[Saved data entries]
◇ ◇ ◇ ◇ ◇ ◇ ◇
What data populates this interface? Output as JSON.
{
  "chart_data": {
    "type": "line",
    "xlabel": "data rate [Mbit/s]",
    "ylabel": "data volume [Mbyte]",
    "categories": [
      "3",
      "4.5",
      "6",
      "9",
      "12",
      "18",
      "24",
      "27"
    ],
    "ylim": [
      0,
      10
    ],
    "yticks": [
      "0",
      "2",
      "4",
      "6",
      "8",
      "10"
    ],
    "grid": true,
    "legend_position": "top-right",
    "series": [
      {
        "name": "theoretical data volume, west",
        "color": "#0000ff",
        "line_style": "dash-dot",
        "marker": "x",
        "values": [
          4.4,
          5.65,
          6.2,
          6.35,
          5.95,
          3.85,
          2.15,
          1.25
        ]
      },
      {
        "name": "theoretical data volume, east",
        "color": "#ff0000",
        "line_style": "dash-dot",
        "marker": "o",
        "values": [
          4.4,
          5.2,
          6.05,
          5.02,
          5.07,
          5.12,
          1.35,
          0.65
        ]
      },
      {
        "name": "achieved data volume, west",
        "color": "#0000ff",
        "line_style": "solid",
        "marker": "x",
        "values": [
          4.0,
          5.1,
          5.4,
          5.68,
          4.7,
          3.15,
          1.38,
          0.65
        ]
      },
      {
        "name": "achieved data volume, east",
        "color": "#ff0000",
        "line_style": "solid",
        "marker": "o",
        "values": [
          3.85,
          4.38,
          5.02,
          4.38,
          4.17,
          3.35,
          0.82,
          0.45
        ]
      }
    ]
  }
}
◇ ◇ ◇ ◇ ◇ ◇ ◇
§ **Set problem**: Reply with the number of lines in the material above that contain "east", and nothing more.

§ **Solution for this exercise**: 2